§ Objective
Nothing in the records may be left out or altered; reproduce them all exactly.

§ Dataset excerpts

Start

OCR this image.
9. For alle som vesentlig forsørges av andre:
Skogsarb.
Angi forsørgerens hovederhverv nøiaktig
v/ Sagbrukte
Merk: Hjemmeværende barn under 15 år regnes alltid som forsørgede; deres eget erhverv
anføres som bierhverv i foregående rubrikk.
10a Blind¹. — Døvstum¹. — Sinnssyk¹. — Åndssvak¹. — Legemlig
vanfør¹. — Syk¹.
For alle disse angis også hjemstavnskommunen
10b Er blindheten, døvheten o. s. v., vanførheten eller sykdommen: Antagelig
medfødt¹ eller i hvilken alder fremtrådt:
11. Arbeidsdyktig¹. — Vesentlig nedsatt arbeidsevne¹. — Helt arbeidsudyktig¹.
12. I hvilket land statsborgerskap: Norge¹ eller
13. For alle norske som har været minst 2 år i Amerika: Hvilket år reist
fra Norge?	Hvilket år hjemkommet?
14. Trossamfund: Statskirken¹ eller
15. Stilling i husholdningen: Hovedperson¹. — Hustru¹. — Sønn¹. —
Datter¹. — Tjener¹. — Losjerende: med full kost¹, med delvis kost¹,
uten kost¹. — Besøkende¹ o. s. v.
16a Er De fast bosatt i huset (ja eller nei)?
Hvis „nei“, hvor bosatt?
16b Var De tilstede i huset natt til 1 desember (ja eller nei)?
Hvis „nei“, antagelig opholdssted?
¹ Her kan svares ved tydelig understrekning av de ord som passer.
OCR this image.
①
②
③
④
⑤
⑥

End

§ Output for this task
OCR this image.
9. For alle som vesentlig forsørges av andre:
Skogsarb.
Angi forsørgerens hovederhverv nøiaktig
v/ Sagbrukte
Merk: Hjemmeværende barn under 15 år regnes alltid som forsørgede; deres eget erhverv
anføres som bierhverv i foregående rubrikk.
10a Blind¹. — Døvstum¹. — Sinnssyk¹. — Åndssvak¹. — Legemlig
vanfør¹. — Syk¹.
For alle disse angis også hjemstavnskommunen
10b Er blindheten, døvheten o. s. v., vanførheten eller sykdommen: Antagelig
medfødt¹ eller i hvilken alder fremtrådt:
11. Arbeidsdyktig¹. — Vesentlig nedsatt arbeidsevne¹. — Helt arbeidsudyktig¹.
12. I hvilket land statsborgerskap: Norge¹ eller
13. For alle norske som har været minst 2 år i Amerika: Hvilket år reist
fra Norge?	Hvilket år hjemkommet?
14. Trossamfund: Statskirken¹ eller
15. Stilling i husholdningen: Hovedperson¹. — Hustru¹. — Sønn¹. —
Datter¹. — Tjener¹. — Losjerende: med full kost¹, med delvis kost¹,
uten kost¹. — Besøkende¹ o. s. v.
16a Er De fast bosatt i huset (ja eller nei)?
Hvis „nei“, hvor bosatt?
16b Var De tilstede i huset natt til 1 desember (ja eller nei)?
Hvis „nei“, antagelig opholdssted?
¹ Her kan svares ved tydelig understrekning av de ord som passer.
OCR this image.
①
②
③
④
⑤
⑥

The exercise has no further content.